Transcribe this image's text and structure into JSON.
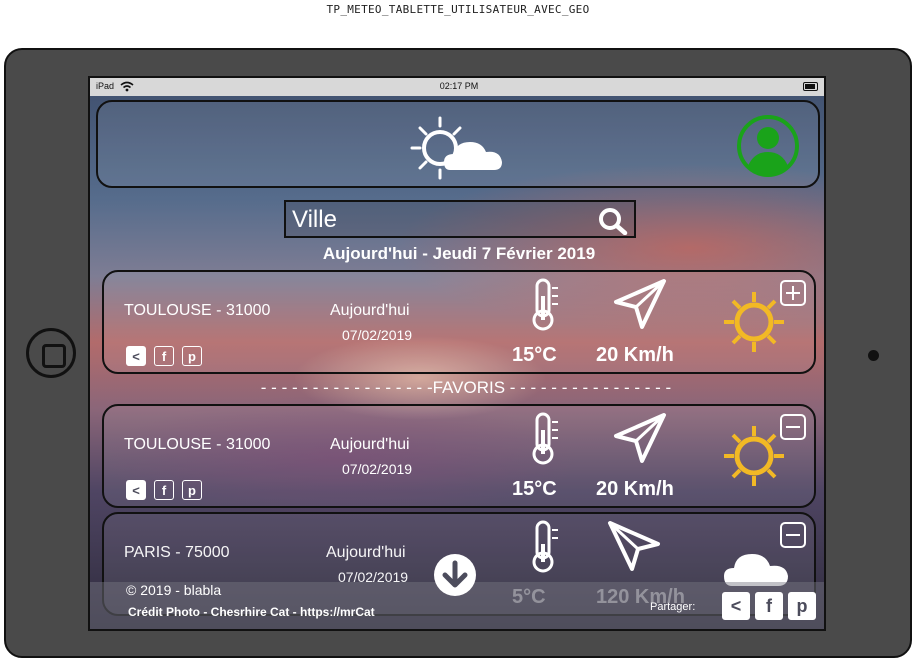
{
  "page_caption": "TP_METEO_TABLETTE_UTILISATEUR_AVEC_GEO",
  "statusbar": {
    "carrier": "iPad",
    "time": "02:17 PM"
  },
  "search": {
    "placeholder": "Ville"
  },
  "date_line": "Aujourd'hui - Jeudi 7 Février 2019",
  "favoris_label": "-FAVORIS",
  "cards": [
    {
      "city": "TOULOUSE - 31000",
      "today": "Aujourd'hui",
      "date": "07/02/2019",
      "temp": "15°C",
      "wind": "20 Km/h",
      "weather": "sun-icon",
      "action": "add"
    },
    {
      "city": "TOULOUSE - 31000",
      "today": "Aujourd'hui",
      "date": "07/02/2019",
      "temp": "15°C",
      "wind": "20 Km/h",
      "weather": "sun-icon",
      "action": "remove"
    },
    {
      "city": "PARIS - 75000",
      "today": "Aujourd'hui",
      "date": "07/02/2019",
      "temp": "5°C",
      "wind": "120 Km/h",
      "weather": "cloud-icon",
      "action": "remove"
    }
  ],
  "social_icons": [
    "share-icon",
    "facebook-icon",
    "pinterest-icon"
  ],
  "footer": {
    "copyright": "2019 - blabla",
    "credit": "Crédit Photo - Chesrhire Cat - https://mrCat",
    "share_label": "Partager:"
  },
  "colors": {
    "avatar": "#1aa31a",
    "sun": "#f2b925",
    "tablet": "#4a4a4a"
  }
}
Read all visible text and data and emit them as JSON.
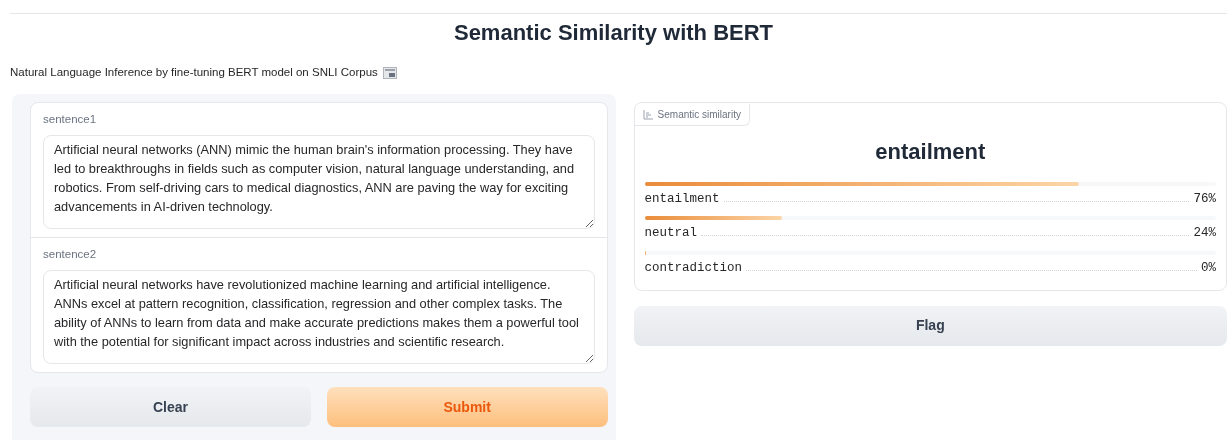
{
  "title": "Semantic Similarity with BERT",
  "description": "Natural Language Inference by fine-tuning BERT model on SNLI Corpus",
  "inputs": [
    {
      "label": "sentence1",
      "value": "Artificial neural networks (ANN) mimic the human brain's information processing. They have led to breakthroughs in fields such as computer vision, natural language understanding, and robotics. From self-driving cars to medical diagnostics, ANN are paving the way for exciting advancements in AI-driven technology."
    },
    {
      "label": "sentence2",
      "value": "Artificial neural networks have revolutionized machine learning and artificial intelligence. ANNs excel at pattern recognition, classification, regression and other complex tasks. The ability of ANNs to learn from data and make accurate predictions makes them a powerful tool with the potential for significant impact across industries and scientific research."
    }
  ],
  "buttons": [
    {
      "label": "Clear",
      "kind": "secondary"
    },
    {
      "label": "Submit",
      "kind": "primary"
    }
  ],
  "output": {
    "tab_label": "Semantic similarity",
    "prediction": "entailment",
    "confidences": [
      {
        "label": "entailment",
        "level": 0.76,
        "reading": "76%"
      },
      {
        "label": "neutral",
        "level": 0.24,
        "reading": "24%"
      },
      {
        "label": "contradiction",
        "level": 0,
        "reading": "0%"
      }
    ]
  },
  "flag_button": "Flag"
}
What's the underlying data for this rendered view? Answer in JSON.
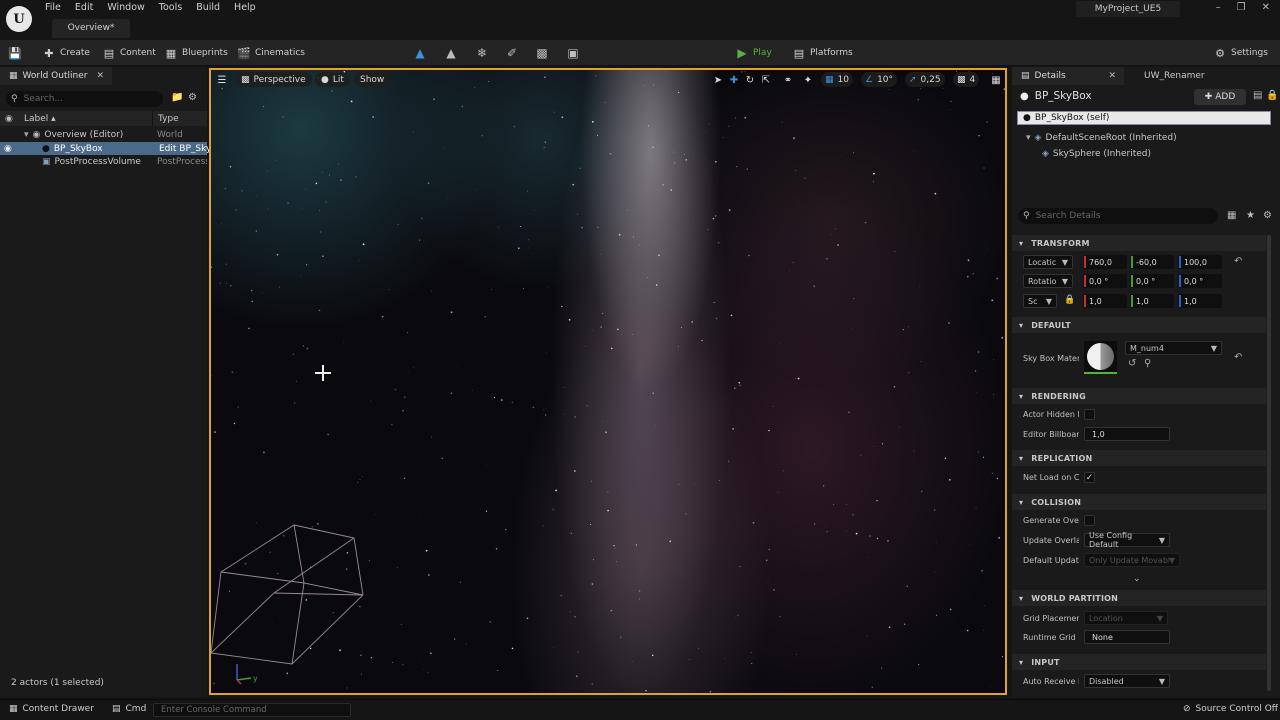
{
  "menu": {
    "logo_letter": "U",
    "items": [
      "File",
      "Edit",
      "Window",
      "Tools",
      "Build",
      "Help"
    ],
    "doc_tab": "Overview*",
    "project": "MyProject_UE5"
  },
  "toolbar": {
    "create": "Create",
    "content": "Content",
    "blueprints": "Blueprints",
    "cinematics": "Cinematics",
    "play": "Play",
    "platforms": "Platforms",
    "settings": "Settings"
  },
  "outliner": {
    "tab": "World Outliner",
    "search_placeholder": "Search...",
    "col_label": "Label ▴",
    "col_type": "Type",
    "rows": [
      {
        "label": "Overview (Editor)",
        "type": "World"
      },
      {
        "label": "BP_SkyBox",
        "type": "Edit BP_SkyBox"
      },
      {
        "label": "PostProcessVolume",
        "type": "PostProcessVolume"
      }
    ],
    "footer": "2 actors (1 selected)"
  },
  "viewport": {
    "perspective": "Perspective",
    "lit": "Lit",
    "show": "Show",
    "grid_snap": "10",
    "rot_snap": "10°",
    "scale_snap": "0,25",
    "cam_speed": "4"
  },
  "details": {
    "tab": "Details",
    "tab2": "UW_Renamer",
    "actor": "BP_SkyBox",
    "add": "ADD",
    "self": "BP_SkyBox  (self)",
    "root": "DefaultSceneRoot (Inherited)",
    "sphere": "SkySphere (Inherited)",
    "search_placeholder": "Search Details",
    "transform": {
      "title": "TRANSFORM",
      "loc_label": "Locatic",
      "rot_label": "Rotatio",
      "scale_label": "Sc",
      "loc": [
        "760,0",
        "-60,0",
        "100,0"
      ],
      "rot": [
        "0,0 °",
        "0,0 °",
        "0,0 °"
      ],
      "scale": [
        "1,0",
        "1,0",
        "1,0"
      ]
    },
    "default": {
      "title": "DEFAULT",
      "label": "Sky Box Mater",
      "material": "M_num4"
    },
    "rendering": {
      "title": "RENDERING",
      "hidden_label": "Actor Hidden Ir",
      "billboard_label": "Editor Billboarc",
      "billboard_value": "1,0"
    },
    "replication": {
      "title": "REPLICATION",
      "net_label": "Net Load on Cl"
    },
    "collision": {
      "title": "COLLISION",
      "gen_label": "Generate Overl",
      "upd_label": "Update Overlap",
      "upd_value": "Use Config Default",
      "def_label": "Default Update",
      "def_value": "Only Update Movable"
    },
    "world_partition": {
      "title": "WORLD PARTITION",
      "grid_label": "Grid Placemen",
      "grid_value": "Location",
      "runtime_label": "Runtime Grid",
      "runtime_value": "None"
    },
    "input": {
      "title": "INPUT",
      "auto_label": "Auto Receive Ir",
      "auto_value": "Disabled"
    }
  },
  "status": {
    "content_drawer": "Content Drawer",
    "cmd": "Cmd",
    "console_placeholder": "Enter Console Command",
    "source_control": "Source Control Off"
  },
  "colors": {
    "accent_orange": "#e0a22a",
    "play_green": "#5ab03c",
    "x_red": "#c23030",
    "y_green": "#4a9a3a",
    "z_blue": "#3060c0"
  }
}
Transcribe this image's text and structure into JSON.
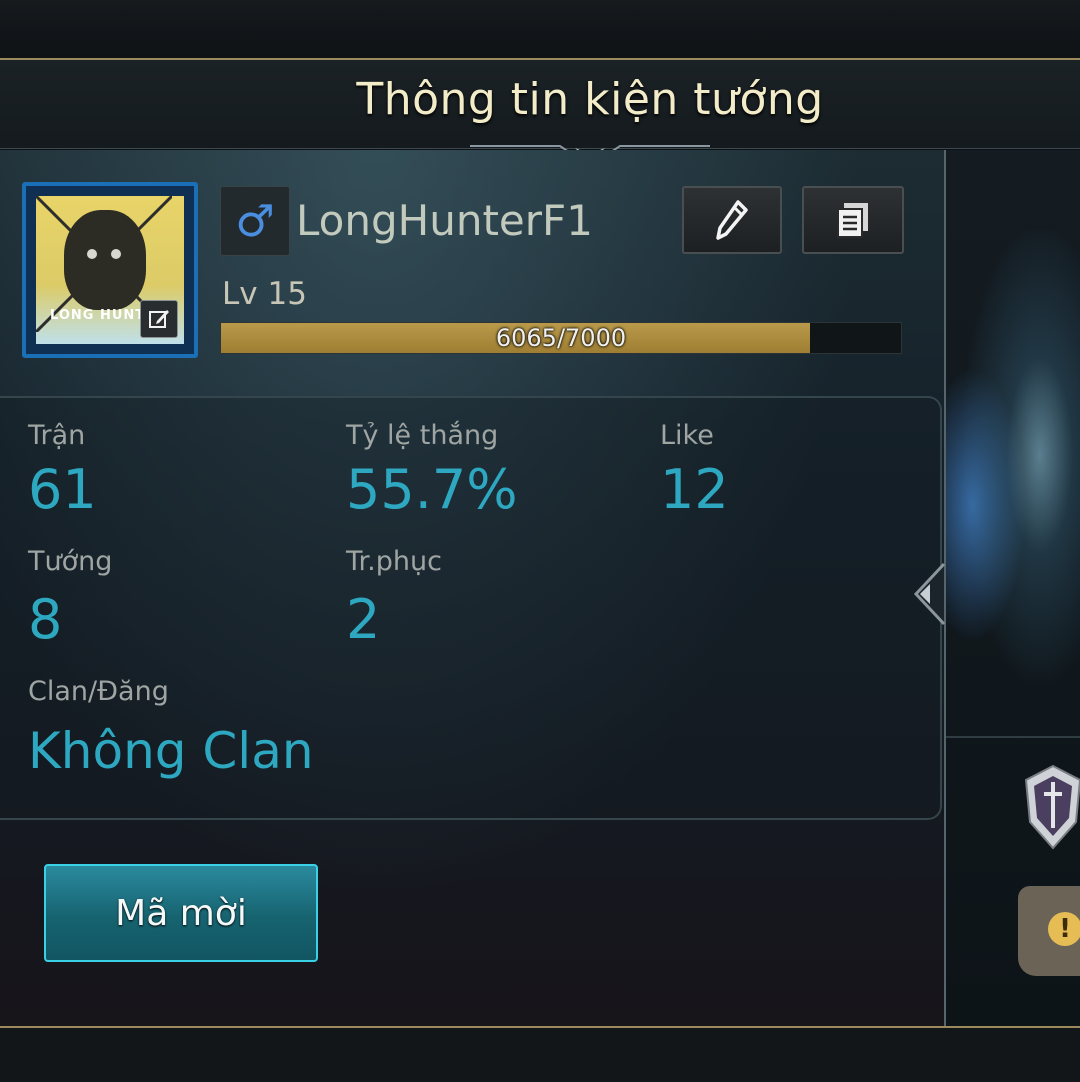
{
  "header": {
    "title": "Thông tin kiện tướng"
  },
  "profile": {
    "gender_symbol": "♂",
    "name": "LongHunterF1",
    "level_label": "Lv 15",
    "xp_text": "6065/7000",
    "xp_current": 6065,
    "xp_max": 7000,
    "avatar_text": "LONG HUNT"
  },
  "stats": {
    "matches_label": "Trận",
    "matches_value": "61",
    "winrate_label": "Tỷ lệ thắng",
    "winrate_value": "55.7%",
    "like_label": "Like",
    "like_value": "12",
    "heroes_label": "Tướng",
    "heroes_value": "8",
    "skins_label": "Tr.phục",
    "skins_value": "2",
    "clan_label": "Clan/Đăng",
    "clan_value": "Không Clan"
  },
  "actions": {
    "invite_label": "Mã mời"
  },
  "notice": {
    "symbol": "!"
  },
  "colors": {
    "accent_teal": "#2da8c0",
    "gold": "#9c8a5c",
    "xp_fill": "#b99a4b",
    "gender_blue": "#4a8ee0"
  },
  "icons": {
    "edit": "pencil-icon",
    "copy": "copy-icon",
    "avatar_edit": "edit-icon",
    "rank": "rank-shield-icon",
    "notice": "exclamation-icon"
  }
}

--*--

Transcribe the material exactly, and leave out whatever pictures it holds.

Expected output =
Transcribe this image's text and structure into JSON.
{
  "page_caption": "TP_METEO_TABLETTE_UTILISATEUR_AVEC_GEO",
  "statusbar": {
    "carrier": "iPad",
    "time": "02:17 PM"
  },
  "search": {
    "placeholder": "Ville"
  },
  "date_line": "Aujourd'hui - Jeudi 7 Février 2019",
  "favoris_label": "-FAVORIS",
  "cards": [
    {
      "city": "TOULOUSE - 31000",
      "today": "Aujourd'hui",
      "date": "07/02/2019",
      "temp": "15°C",
      "wind": "20 Km/h",
      "weather": "sun-icon",
      "action": "add"
    },
    {
      "city": "TOULOUSE - 31000",
      "today": "Aujourd'hui",
      "date": "07/02/2019",
      "temp": "15°C",
      "wind": "20 Km/h",
      "weather": "sun-icon",
      "action": "remove"
    },
    {
      "city": "PARIS - 75000",
      "today": "Aujourd'hui",
      "date": "07/02/2019",
      "temp": "5°C",
      "wind": "120 Km/h",
      "weather": "cloud-icon",
      "action": "remove"
    }
  ],
  "social_icons": [
    "share-icon",
    "facebook-icon",
    "pinterest-icon"
  ],
  "footer": {
    "copyright": "2019 - blabla",
    "credit": "Crédit Photo - Chesrhire Cat - https://mrCat",
    "share_label": "Partager:"
  },
  "colors": {
    "avatar": "#1aa31a",
    "sun": "#f2b925",
    "tablet": "#4a4a4a"
  }
}
Read all visible text and data and emit them as JSON.
{
  "title": "Semantic Similarity with BERT",
  "description": "Natural Language Inference by fine-tuning BERT model on SNLI Corpus",
  "inputs": [
    {
      "label": "sentence1",
      "value": "Artificial neural networks (ANN) mimic the human brain's information processing. They have led to breakthroughs in fields such as computer vision, natural language understanding, and robotics. From self-driving cars to medical diagnostics, ANN are paving the way for exciting advancements in AI-driven technology."
    },
    {
      "label": "sentence2",
      "value": "Artificial neural networks have revolutionized machine learning and artificial intelligence. ANNs excel at pattern recognition, classification, regression and other complex tasks. The ability of ANNs to learn from data and make accurate predictions makes them a powerful tool with the potential for significant impact across industries and scientific research."
    }
  ],
  "buttons": [
    {
      "label": "Clear",
      "kind": "secondary"
    },
    {
      "label": "Submit",
      "kind": "primary"
    }
  ],
  "output": {
    "tab_label": "Semantic similarity",
    "prediction": "entailment",
    "confidences": [
      {
        "label": "entailment",
        "level": 0.76,
        "reading": "76%"
      },
      {
        "label": "neutral",
        "level": 0.24,
        "reading": "24%"
      },
      {
        "label": "contradiction",
        "level": 0,
        "reading": "0%"
      }
    ]
  },
  "flag_button": "Flag"
}
What's the underlying data for this rendered view? Answer in JSON.
{
  "menu": {
    "logo_letter": "U",
    "items": [
      "File",
      "Edit",
      "Window",
      "Tools",
      "Build",
      "Help"
    ],
    "doc_tab": "Overview*",
    "project": "MyProject_UE5"
  },
  "toolbar": {
    "create": "Create",
    "content": "Content",
    "blueprints": "Blueprints",
    "cinematics": "Cinematics",
    "play": "Play",
    "platforms": "Platforms",
    "settings": "Settings"
  },
  "outliner": {
    "tab": "World Outliner",
    "search_placeholder": "Search...",
    "col_label": "Label ▴",
    "col_type": "Type",
    "rows": [
      {
        "label": "Overview (Editor)",
        "type": "World"
      },
      {
        "label": "BP_SkyBox",
        "type": "Edit BP_SkyBox"
      },
      {
        "label": "PostProcessVolume",
        "type": "PostProcessVolume"
      }
    ],
    "footer": "2 actors (1 selected)"
  },
  "viewport": {
    "perspective": "Perspective",
    "lit": "Lit",
    "show": "Show",
    "grid_snap": "10",
    "rot_snap": "10°",
    "scale_snap": "0,25",
    "cam_speed": "4"
  },
  "details": {
    "tab": "Details",
    "tab2": "UW_Renamer",
    "actor": "BP_SkyBox",
    "add": "ADD",
    "self": "BP_SkyBox  (self)",
    "root": "DefaultSceneRoot (Inherited)",
    "sphere": "SkySphere (Inherited)",
    "search_placeholder": "Search Details",
    "transform": {
      "title": "TRANSFORM",
      "loc_label": "Locatic",
      "rot_label": "Rotatio",
      "scale_label": "Sc",
      "loc": [
        "760,0",
        "-60,0",
        "100,0"
      ],
      "rot": [
        "0,0 °",
        "0,0 °",
        "0,0 °"
      ],
      "scale": [
        "1,0",
        "1,0",
        "1,0"
      ]
    },
    "default": {
      "title": "DEFAULT",
      "label": "Sky Box Mater",
      "material": "M_num4"
    },
    "rendering": {
      "title": "RENDERING",
      "hidden_label": "Actor Hidden Ir",
      "billboard_label": "Editor Billboarc",
      "billboard_value": "1,0"
    },
    "replication": {
      "title": "REPLICATION",
      "net_label": "Net Load on Cl"
    },
    "collision": {
      "title": "COLLISION",
      "gen_label": "Generate Overl",
      "upd_label": "Update Overlap",
      "upd_value": "Use Config Default",
      "def_label": "Default Update",
      "def_value": "Only Update Movable"
    },
    "world_partition": {
      "title": "WORLD PARTITION",
      "grid_label": "Grid Placemen",
      "grid_value": "Location",
      "runtime_label": "Runtime Grid",
      "runtime_value": "None"
    },
    "input": {
      "title": "INPUT",
      "auto_label": "Auto Receive Ir",
      "auto_value": "Disabled"
    }
  },
  "status": {
    "content_drawer": "Content Drawer",
    "cmd": "Cmd",
    "console_placeholder": "Enter Console Command",
    "source_control": "Source Control Off"
  },
  "colors": {
    "accent_orange": "#e0a22a",
    "play_green": "#5ab03c",
    "x_red": "#c23030",
    "y_green": "#4a9a3a",
    "z_blue": "#3060c0"
  }
}
Transcribe this image's text and structure into JSON.
{
  "header": {
    "title": "Thông tin kiện tướng"
  },
  "profile": {
    "gender_symbol": "♂",
    "name": "LongHunterF1",
    "level_label": "Lv 15",
    "xp_text": "6065/7000",
    "xp_current": 6065,
    "xp_max": 7000,
    "avatar_text": "LONG HUNT"
  },
  "stats": {
    "matches_label": "Trận",
    "matches_value": "61",
    "winrate_label": "Tỷ lệ thắng",
    "winrate_value": "55.7%",
    "like_label": "Like",
    "like_value": "12",
    "heroes_label": "Tướng",
    "heroes_value": "8",
    "skins_label": "Tr.phục",
    "skins_value": "2",
    "clan_label": "Clan/Đăng",
    "clan_value": "Không Clan"
  },
  "actions": {
    "invite_label": "Mã mời"
  },
  "notice": {
    "symbol": "!"
  },
  "colors": {
    "accent_teal": "#2da8c0",
    "gold": "#9c8a5c",
    "xp_fill": "#b99a4b",
    "gender_blue": "#4a8ee0"
  },
  "icons": {
    "edit": "pencil-icon",
    "copy": "copy-icon",
    "avatar_edit": "edit-icon",
    "rank": "rank-shield-icon",
    "notice": "exclamation-icon"
  }
}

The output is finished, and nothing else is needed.